*Goal of the exercise*. The entries below are to be repeated exactly as they stand.

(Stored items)
•••••
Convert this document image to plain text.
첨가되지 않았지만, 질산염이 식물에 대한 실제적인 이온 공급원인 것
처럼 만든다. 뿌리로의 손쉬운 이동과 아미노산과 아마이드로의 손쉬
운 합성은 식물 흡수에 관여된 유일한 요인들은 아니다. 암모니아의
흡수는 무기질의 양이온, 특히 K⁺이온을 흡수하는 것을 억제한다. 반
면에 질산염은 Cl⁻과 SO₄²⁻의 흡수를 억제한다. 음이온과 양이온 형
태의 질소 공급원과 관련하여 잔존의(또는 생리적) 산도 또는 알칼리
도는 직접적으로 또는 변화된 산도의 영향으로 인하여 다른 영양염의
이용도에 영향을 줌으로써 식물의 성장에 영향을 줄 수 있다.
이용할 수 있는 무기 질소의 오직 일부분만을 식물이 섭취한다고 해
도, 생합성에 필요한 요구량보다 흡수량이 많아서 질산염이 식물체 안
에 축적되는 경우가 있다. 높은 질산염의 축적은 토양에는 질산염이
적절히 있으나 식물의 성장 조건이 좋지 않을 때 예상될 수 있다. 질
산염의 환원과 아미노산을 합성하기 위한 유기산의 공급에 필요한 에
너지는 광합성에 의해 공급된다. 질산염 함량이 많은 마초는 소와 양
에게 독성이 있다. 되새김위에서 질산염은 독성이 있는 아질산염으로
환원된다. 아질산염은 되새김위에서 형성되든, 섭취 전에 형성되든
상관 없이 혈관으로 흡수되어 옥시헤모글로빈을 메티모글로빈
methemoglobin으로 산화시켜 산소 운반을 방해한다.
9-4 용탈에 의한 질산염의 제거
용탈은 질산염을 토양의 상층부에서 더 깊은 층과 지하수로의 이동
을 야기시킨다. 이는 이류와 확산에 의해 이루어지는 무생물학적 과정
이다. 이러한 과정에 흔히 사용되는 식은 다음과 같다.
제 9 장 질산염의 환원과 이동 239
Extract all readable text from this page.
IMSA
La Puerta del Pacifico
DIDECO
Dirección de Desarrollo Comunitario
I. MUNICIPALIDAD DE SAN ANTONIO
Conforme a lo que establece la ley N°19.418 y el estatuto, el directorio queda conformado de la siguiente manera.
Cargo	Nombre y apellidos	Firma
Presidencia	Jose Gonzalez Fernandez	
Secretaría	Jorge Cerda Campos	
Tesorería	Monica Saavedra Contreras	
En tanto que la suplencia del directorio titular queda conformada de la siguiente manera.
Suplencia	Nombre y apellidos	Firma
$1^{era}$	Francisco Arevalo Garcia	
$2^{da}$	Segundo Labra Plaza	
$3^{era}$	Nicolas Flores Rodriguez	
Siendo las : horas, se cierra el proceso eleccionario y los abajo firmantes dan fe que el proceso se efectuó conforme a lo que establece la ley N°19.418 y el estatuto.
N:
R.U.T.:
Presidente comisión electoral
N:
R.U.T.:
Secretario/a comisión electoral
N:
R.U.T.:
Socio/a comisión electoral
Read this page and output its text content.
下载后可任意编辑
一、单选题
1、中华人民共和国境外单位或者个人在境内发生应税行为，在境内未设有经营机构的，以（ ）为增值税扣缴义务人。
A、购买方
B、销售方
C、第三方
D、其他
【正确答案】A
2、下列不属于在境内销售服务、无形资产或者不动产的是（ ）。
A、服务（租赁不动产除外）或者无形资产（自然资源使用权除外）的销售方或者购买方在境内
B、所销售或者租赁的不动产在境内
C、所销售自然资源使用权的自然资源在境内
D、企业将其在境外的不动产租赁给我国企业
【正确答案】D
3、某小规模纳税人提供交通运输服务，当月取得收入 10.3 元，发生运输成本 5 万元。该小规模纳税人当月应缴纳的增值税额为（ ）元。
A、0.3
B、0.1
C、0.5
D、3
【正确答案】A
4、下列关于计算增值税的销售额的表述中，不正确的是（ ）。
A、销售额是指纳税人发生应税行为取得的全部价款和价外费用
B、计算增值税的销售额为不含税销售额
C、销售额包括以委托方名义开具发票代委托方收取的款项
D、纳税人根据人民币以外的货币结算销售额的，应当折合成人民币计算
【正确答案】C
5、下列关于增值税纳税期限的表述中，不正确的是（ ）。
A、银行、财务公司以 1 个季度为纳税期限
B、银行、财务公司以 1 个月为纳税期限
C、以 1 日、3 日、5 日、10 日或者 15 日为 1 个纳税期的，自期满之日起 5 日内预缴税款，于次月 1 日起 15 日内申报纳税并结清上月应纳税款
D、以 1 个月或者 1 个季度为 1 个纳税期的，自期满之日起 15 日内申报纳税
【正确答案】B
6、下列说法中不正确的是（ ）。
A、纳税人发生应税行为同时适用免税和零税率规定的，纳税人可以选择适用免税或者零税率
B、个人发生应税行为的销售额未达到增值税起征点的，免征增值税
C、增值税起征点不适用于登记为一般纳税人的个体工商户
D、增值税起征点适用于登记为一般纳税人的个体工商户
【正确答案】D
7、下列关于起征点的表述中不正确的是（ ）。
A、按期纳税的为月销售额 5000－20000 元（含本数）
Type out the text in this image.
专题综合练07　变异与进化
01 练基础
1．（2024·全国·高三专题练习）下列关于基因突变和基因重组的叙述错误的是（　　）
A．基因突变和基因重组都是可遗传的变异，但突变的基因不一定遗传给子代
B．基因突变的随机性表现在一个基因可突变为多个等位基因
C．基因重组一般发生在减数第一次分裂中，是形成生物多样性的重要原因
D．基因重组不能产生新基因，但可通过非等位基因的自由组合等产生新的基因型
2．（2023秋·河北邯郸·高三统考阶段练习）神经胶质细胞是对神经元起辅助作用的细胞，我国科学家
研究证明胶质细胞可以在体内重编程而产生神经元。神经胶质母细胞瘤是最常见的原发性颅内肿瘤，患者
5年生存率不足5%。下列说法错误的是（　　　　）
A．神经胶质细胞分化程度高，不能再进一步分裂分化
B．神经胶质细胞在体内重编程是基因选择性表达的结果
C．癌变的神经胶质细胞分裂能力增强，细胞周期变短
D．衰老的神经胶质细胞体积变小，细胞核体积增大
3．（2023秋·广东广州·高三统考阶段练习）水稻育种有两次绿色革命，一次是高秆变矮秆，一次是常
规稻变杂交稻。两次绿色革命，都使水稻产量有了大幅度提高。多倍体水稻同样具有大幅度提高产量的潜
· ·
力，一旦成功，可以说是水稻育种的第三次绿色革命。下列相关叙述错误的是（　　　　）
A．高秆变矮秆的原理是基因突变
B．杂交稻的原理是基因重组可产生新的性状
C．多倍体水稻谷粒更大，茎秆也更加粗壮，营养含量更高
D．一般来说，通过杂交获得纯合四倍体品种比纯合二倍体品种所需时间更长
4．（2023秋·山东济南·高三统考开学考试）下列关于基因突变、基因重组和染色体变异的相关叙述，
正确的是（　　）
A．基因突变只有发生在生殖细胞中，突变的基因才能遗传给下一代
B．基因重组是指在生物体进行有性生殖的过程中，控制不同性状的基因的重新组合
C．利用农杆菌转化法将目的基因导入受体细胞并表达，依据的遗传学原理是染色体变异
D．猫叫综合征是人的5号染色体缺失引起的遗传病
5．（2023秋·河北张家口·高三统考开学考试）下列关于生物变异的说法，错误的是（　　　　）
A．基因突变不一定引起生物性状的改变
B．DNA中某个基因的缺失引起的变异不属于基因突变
•••••
*Response for this exercise*.
Convert this document image to plain text.
첨가되지 않았지만, 질산염이 식물에 대한 실제적인 이온 공급원인 것
처럼 만든다. 뿌리로의 손쉬운 이동과 아미노산과 아마이드로의 손쉬
운 합성은 식물 흡수에 관여된 유일한 요인들은 아니다. 암모니아의
흡수는 무기질의 양이온, 특히 K⁺이온을 흡수하는 것을 억제한다. 반
면에 질산염은 Cl⁻과 SO₄²⁻의 흡수를 억제한다. 음이온과 양이온 형
태의 질소 공급원과 관련하여 잔존의(또는 생리적) 산도 또는 알칼리
도는 직접적으로 또는 변화된 산도의 영향으로 인하여 다른 영양염의
이용도에 영향을 줌으로써 식물의 성장에 영향을 줄 수 있다.
이용할 수 있는 무기 질소의 오직 일부분만을 식물이 섭취한다고 해
도, 생합성에 필요한 요구량보다 흡수량이 많아서 질산염이 식물체 안
에 축적되는 경우가 있다. 높은 질산염의 축적은 토양에는 질산염이
적절히 있으나 식물의 성장 조건이 좋지 않을 때 예상될 수 있다. 질
산염의 환원과 아미노산을 합성하기 위한 유기산의 공급에 필요한 에
너지는 광합성에 의해 공급된다. 질산염 함량이 많은 마초는 소와 양
에게 독성이 있다. 되새김위에서 질산염은 독성이 있는 아질산염으로
환원된다. 아질산염은 되새김위에서 형성되든, 섭취 전에 형성되든
상관 없이 혈관으로 흡수되어 옥시헤모글로빈을 메티모글로빈
methemoglobin으로 산화시켜 산소 운반을 방해한다.
9-4 용탈에 의한 질산염의 제거
용탈은 질산염을 토양의 상층부에서 더 깊은 층과 지하수로의 이동
을 야기시킨다. 이는 이류와 확산에 의해 이루어지는 무생물학적 과정
이다. 이러한 과정에 흔히 사용되는 식은 다음과 같다.
제 9 장 질산염의 환원과 이동 239
Extract all readable text from this page.
IMSA
La Puerta del Pacifico
DIDECO
Dirección de Desarrollo Comunitario
I. MUNICIPALIDAD DE SAN ANTONIO
Conforme a lo que establece la ley N°19.418 y el estatuto, el directorio queda conformado de la siguiente manera.
Cargo	Nombre y apellidos	Firma
Presidencia	Jose Gonzalez Fernandez	
Secretaría	Jorge Cerda Campos	
Tesorería	Monica Saavedra Contreras	
En tanto que la suplencia del directorio titular queda conformada de la siguiente manera.
Suplencia	Nombre y apellidos	Firma
$1^{era}$	Francisco Arevalo Garcia	
$2^{da}$	Segundo Labra Plaza	
$3^{era}$	Nicolas Flores Rodriguez	
Siendo las : horas, se cierra el proceso eleccionario y los abajo firmantes dan fe que el proceso se efectuó conforme a lo que establece la ley N°19.418 y el estatuto.
N:
R.U.T.:
Presidente comisión electoral
N:
R.U.T.:
Secretario/a comisión electoral
N:
R.U.T.:
Socio/a comisión electoral
Read this page and output its text content.
下载后可任意编辑
一、单选题
1、中华人民共和国境外单位或者个人在境内发生应税行为，在境内未设有经营机构的，以（ ）为增值税扣缴义务人。
A、购买方
B、销售方
C、第三方
D、其他
【正确答案】A
2、下列不属于在境内销售服务、无形资产或者不动产的是（ ）。
A、服务（租赁不动产除外）或者无形资产（自然资源使用权除外）的销售方或者购买方在境内
B、所销售或者租赁的不动产在境内
C、所销售自然资源使用权的自然资源在境内
D、企业将其在境外的不动产租赁给我国企业
【正确答案】D
3、某小规模纳税人提供交通运输服务，当月取得收入 10.3 元，发生运输成本 5 万元。该小规模纳税人当月应缴纳的增值税额为（ ）元。
A、0.3
B、0.1
C、0.5
D、3
【正确答案】A
4、下列关于计算增值税的销售额的表述中，不正确的是（ ）。
A、销售额是指纳税人发生应税行为取得的全部价款和价外费用
B、计算增值税的销售额为不含税销售额
C、销售额包括以委托方名义开具发票代委托方收取的款项
D、纳税人根据人民币以外的货币结算销售额的，应当折合成人民币计算
【正确答案】C
5、下列关于增值税纳税期限的表述中，不正确的是（ ）。
A、银行、财务公司以 1 个季度为纳税期限
B、银行、财务公司以 1 个月为纳税期限
C、以 1 日、3 日、5 日、10 日或者 15 日为 1 个纳税期的，自期满之日起 5 日内预缴税款，于次月 1 日起 15 日内申报纳税并结清上月应纳税款
D、以 1 个月或者 1 个季度为 1 个纳税期的，自期满之日起 15 日内申报纳税
【正确答案】B
6、下列说法中不正确的是（ ）。
A、纳税人发生应税行为同时适用免税和零税率规定的，纳税人可以选择适用免税或者零税率
B、个人发生应税行为的销售额未达到增值税起征点的，免征增值税
C、增值税起征点不适用于登记为一般纳税人的个体工商户
D、增值税起征点适用于登记为一般纳税人的个体工商户
【正确答案】D
7、下列关于起征点的表述中不正确的是（ ）。
A、按期纳税的为月销售额 5000－20000 元（含本数）
Type out the text in this image.
专题综合练07　变异与进化
01 练基础
1．（2024·全国·高三专题练习）下列关于基因突变和基因重组的叙述错误的是（　　）
A．基因突变和基因重组都是可遗传的变异，但突变的基因不一定遗传给子代
B．基因突变的随机性表现在一个基因可突变为多个等位基因
C．基因重组一般发生在减数第一次分裂中，是形成生物多样性的重要原因
D．基因重组不能产生新基因，但可通过非等位基因的自由组合等产生新的基因型
2．（2023秋·河北邯郸·高三统考阶段练习）神经胶质细胞是对神经元起辅助作用的细胞，我国科学家
研究证明胶质细胞可以在体内重编程而产生神经元。神经胶质母细胞瘤是最常见的原发性颅内肿瘤，患者
5年生存率不足5%。下列说法错误的是（　　　　）
A．神经胶质细胞分化程度高，不能再进一步分裂分化
B．神经胶质细胞在体内重编程是基因选择性表达的结果
C．癌变的神经胶质细胞分裂能力增强，细胞周期变短
D．衰老的神经胶质细胞体积变小，细胞核体积增大
3．（2023秋·广东广州·高三统考阶段练习）水稻育种有两次绿色革命，一次是高秆变矮秆，一次是常
规稻变杂交稻。两次绿色革命，都使水稻产量有了大幅度提高。多倍体水稻同样具有大幅度提高产量的潜
· ·
力，一旦成功，可以说是水稻育种的第三次绿色革命。下列相关叙述错误的是（　　　　）
A．高秆变矮秆的原理是基因突变
B．杂交稻的原理是基因重组可产生新的性状
C．多倍体水稻谷粒更大，茎秆也更加粗壮，营养含量更高
D．一般来说，通过杂交获得纯合四倍体品种比纯合二倍体品种所需时间更长
4．（2023秋·山东济南·高三统考开学考试）下列关于基因突变、基因重组和染色体变异的相关叙述，
正确的是（　　）
A．基因突变只有发生在生殖细胞中，突变的基因才能遗传给下一代
B．基因重组是指在生物体进行有性生殖的过程中，控制不同性状的基因的重新组合
C．利用农杆菌转化法将目的基因导入受体细胞并表达，依据的遗传学原理是染色体变异
D．猫叫综合征是人的5号染色体缺失引起的遗传病
5．（2023秋·河北张家口·高三统考开学考试）下列关于生物变异的说法，错误的是（　　　　）
A．基因突变不一定引起生物性状的改变
B．DNA中某个基因的缺失引起的变异不属于基因突变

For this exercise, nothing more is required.